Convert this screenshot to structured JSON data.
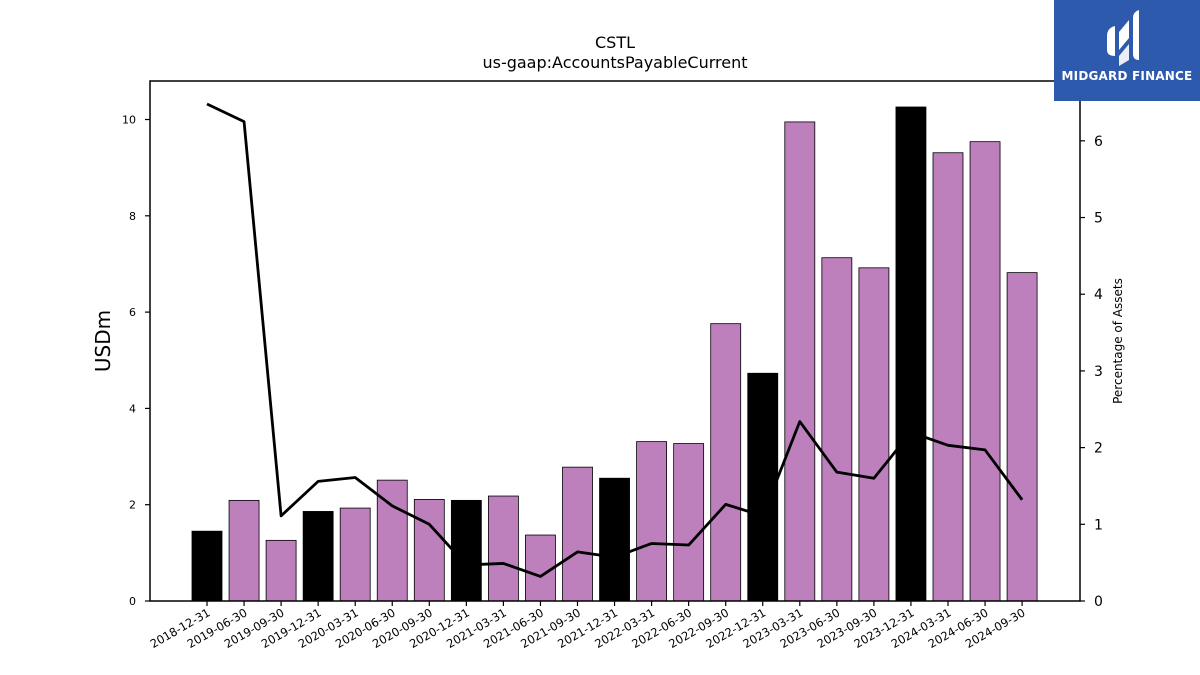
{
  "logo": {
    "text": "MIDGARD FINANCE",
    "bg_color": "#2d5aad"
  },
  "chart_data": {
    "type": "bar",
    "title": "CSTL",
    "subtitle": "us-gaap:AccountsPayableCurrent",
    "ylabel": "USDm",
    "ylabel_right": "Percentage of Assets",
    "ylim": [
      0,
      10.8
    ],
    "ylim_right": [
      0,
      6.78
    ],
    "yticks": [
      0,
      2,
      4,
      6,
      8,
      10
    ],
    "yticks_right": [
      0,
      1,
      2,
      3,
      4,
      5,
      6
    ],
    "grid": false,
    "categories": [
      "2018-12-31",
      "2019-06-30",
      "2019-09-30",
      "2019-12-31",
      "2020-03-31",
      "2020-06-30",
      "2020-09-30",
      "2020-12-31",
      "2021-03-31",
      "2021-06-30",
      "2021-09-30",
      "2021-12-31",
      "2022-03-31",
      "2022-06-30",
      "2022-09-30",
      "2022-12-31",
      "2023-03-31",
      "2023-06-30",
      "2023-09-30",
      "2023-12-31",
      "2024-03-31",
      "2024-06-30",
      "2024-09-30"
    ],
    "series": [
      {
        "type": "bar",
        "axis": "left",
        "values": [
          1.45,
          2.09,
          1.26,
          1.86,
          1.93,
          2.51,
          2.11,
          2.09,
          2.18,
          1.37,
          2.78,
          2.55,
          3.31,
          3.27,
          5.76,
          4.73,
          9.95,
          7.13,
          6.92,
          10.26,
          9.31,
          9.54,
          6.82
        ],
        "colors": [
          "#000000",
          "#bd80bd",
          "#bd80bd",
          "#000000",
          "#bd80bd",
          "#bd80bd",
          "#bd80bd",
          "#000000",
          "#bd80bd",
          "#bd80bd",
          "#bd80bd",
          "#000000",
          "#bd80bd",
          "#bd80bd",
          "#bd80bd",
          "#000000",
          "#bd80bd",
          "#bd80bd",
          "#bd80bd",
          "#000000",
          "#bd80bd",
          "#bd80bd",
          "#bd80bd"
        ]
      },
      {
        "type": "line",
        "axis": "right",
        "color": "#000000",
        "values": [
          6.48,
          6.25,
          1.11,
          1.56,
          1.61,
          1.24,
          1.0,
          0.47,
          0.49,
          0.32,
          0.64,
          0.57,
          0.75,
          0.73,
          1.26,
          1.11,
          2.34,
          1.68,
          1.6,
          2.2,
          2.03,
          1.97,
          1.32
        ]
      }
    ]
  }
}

- TO BE DONE:
Reproduce every line of the material precisely, omitting its pictures.

- CORRECT RESULT:
Convert this screenshot to structured JSON data.
{
  "logo": {
    "text": "MIDGARD FINANCE",
    "bg_color": "#2d5aad"
  },
  "chart_data": {
    "type": "bar",
    "title": "CSTL",
    "subtitle": "us-gaap:AccountsPayableCurrent",
    "ylabel": "USDm",
    "ylabel_right": "Percentage of Assets",
    "ylim": [
      0,
      10.8
    ],
    "ylim_right": [
      0,
      6.78
    ],
    "yticks": [
      0,
      2,
      4,
      6,
      8,
      10
    ],
    "yticks_right": [
      0,
      1,
      2,
      3,
      4,
      5,
      6
    ],
    "grid": false,
    "categories": [
      "2018-12-31",
      "2019-06-30",
      "2019-09-30",
      "2019-12-31",
      "2020-03-31",
      "2020-06-30",
      "2020-09-30",
      "2020-12-31",
      "2021-03-31",
      "2021-06-30",
      "2021-09-30",
      "2021-12-31",
      "2022-03-31",
      "2022-06-30",
      "2022-09-30",
      "2022-12-31",
      "2023-03-31",
      "2023-06-30",
      "2023-09-30",
      "2023-12-31",
      "2024-03-31",
      "2024-06-30",
      "2024-09-30"
    ],
    "series": [
      {
        "type": "bar",
        "axis": "left",
        "values": [
          1.45,
          2.09,
          1.26,
          1.86,
          1.93,
          2.51,
          2.11,
          2.09,
          2.18,
          1.37,
          2.78,
          2.55,
          3.31,
          3.27,
          5.76,
          4.73,
          9.95,
          7.13,
          6.92,
          10.26,
          9.31,
          9.54,
          6.82
        ],
        "colors": [
          "#000000",
          "#bd80bd",
          "#bd80bd",
          "#000000",
          "#bd80bd",
          "#bd80bd",
          "#bd80bd",
          "#000000",
          "#bd80bd",
          "#bd80bd",
          "#bd80bd",
          "#000000",
          "#bd80bd",
          "#bd80bd",
          "#bd80bd",
          "#000000",
          "#bd80bd",
          "#bd80bd",
          "#bd80bd",
          "#000000",
          "#bd80bd",
          "#bd80bd",
          "#bd80bd"
        ]
      },
      {
        "type": "line",
        "axis": "right",
        "color": "#000000",
        "values": [
          6.48,
          6.25,
          1.11,
          1.56,
          1.61,
          1.24,
          1.0,
          0.47,
          0.49,
          0.32,
          0.64,
          0.57,
          0.75,
          0.73,
          1.26,
          1.11,
          2.34,
          1.68,
          1.6,
          2.2,
          2.03,
          1.97,
          1.32
        ]
      }
    ]
  }
}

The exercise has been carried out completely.